◆ **AIM**: Write out the entire listing below exactly, with the pictures left out.

--- Start ---

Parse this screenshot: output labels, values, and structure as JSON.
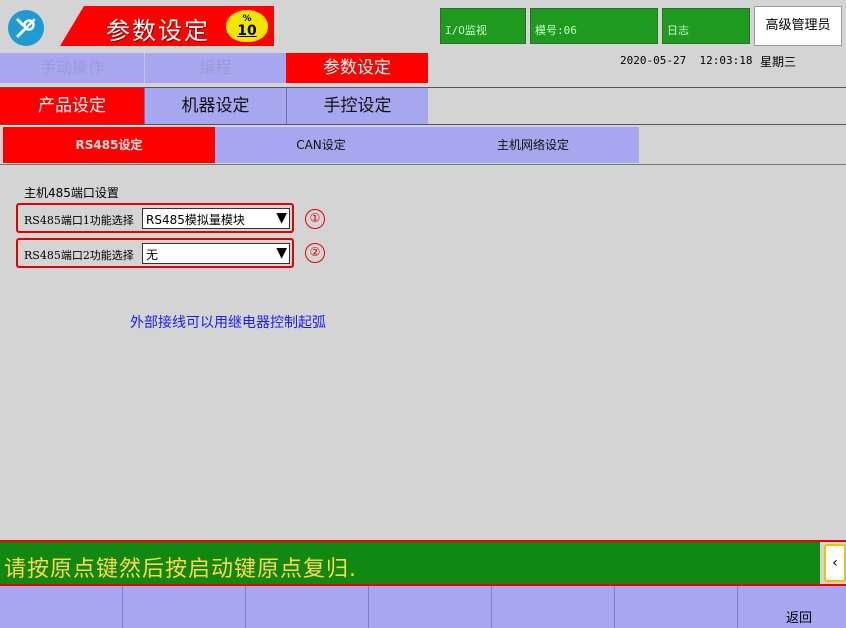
{
  "header": {
    "title": "参数设定",
    "badge_symbol": "%",
    "badge_value": "10",
    "io_monitor": "I/O监视",
    "model": "模号:06",
    "log": "日志",
    "user_level": "高级管理员",
    "datetime": "2020-05-27  12:03:18",
    "weekday": "星期三"
  },
  "mode_tabs": {
    "manual": "手动操作",
    "program": "编程",
    "params": "参数设定"
  },
  "settings_tabs": {
    "product": "产品设定",
    "machine": "机器设定",
    "manual_ctl": "手控设定"
  },
  "comm_tabs": {
    "rs485": "RS485设定",
    "can": "CAN设定",
    "host_net": "主机网络设定"
  },
  "main": {
    "section_title": "主机485端口设置",
    "port1": {
      "label": "RS485端口1功能选择",
      "value": "RS485模拟量模块",
      "mark": "①"
    },
    "port2": {
      "label": "RS485端口2功能选择",
      "value": "无",
      "mark": "②"
    },
    "note": "外部接线可以用继电器控制起弧"
  },
  "status_bar": {
    "message": "请按原点键然后按启动键原点复归.",
    "scroll_glyph": "‹"
  },
  "bottom_bar": {
    "back_label": "返回"
  },
  "colors": {
    "active_red": "#ff0000",
    "tab_lavender": "#a7a7f0",
    "header_green": "#1e9a1e",
    "status_green": "#118811",
    "status_text": "#ffd84a",
    "note_blue": "#1a1aff"
  },
  "icons": {
    "app": "wrench-screwdriver-icon",
    "dropdown": "triangle-down-icon"
  }
}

--- End ---

◆ **EXERCISE SOLUTION**:
Parse this screenshot: output labels, values, and structure as JSON.
{
  "header": {
    "title": "参数设定",
    "badge_symbol": "%",
    "badge_value": "10",
    "io_monitor": "I/O监视",
    "model": "模号:06",
    "log": "日志",
    "user_level": "高级管理员",
    "datetime": "2020-05-27  12:03:18",
    "weekday": "星期三"
  },
  "mode_tabs": {
    "manual": "手动操作",
    "program": "编程",
    "params": "参数设定"
  },
  "settings_tabs": {
    "product": "产品设定",
    "machine": "机器设定",
    "manual_ctl": "手控设定"
  },
  "comm_tabs": {
    "rs485": "RS485设定",
    "can": "CAN设定",
    "host_net": "主机网络设定"
  },
  "main": {
    "section_title": "主机485端口设置",
    "port1": {
      "label": "RS485端口1功能选择",
      "value": "RS485模拟量模块",
      "mark": "①"
    },
    "port2": {
      "label": "RS485端口2功能选择",
      "value": "无",
      "mark": "②"
    },
    "note": "外部接线可以用继电器控制起弧"
  },
  "status_bar": {
    "message": "请按原点键然后按启动键原点复归.",
    "scroll_glyph": "‹"
  },
  "bottom_bar": {
    "back_label": "返回"
  },
  "colors": {
    "active_red": "#ff0000",
    "tab_lavender": "#a7a7f0",
    "header_green": "#1e9a1e",
    "status_green": "#118811",
    "status_text": "#ffd84a",
    "note_blue": "#1a1aff"
  },
  "icons": {
    "app": "wrench-screwdriver-icon",
    "dropdown": "triangle-down-icon"
  }
}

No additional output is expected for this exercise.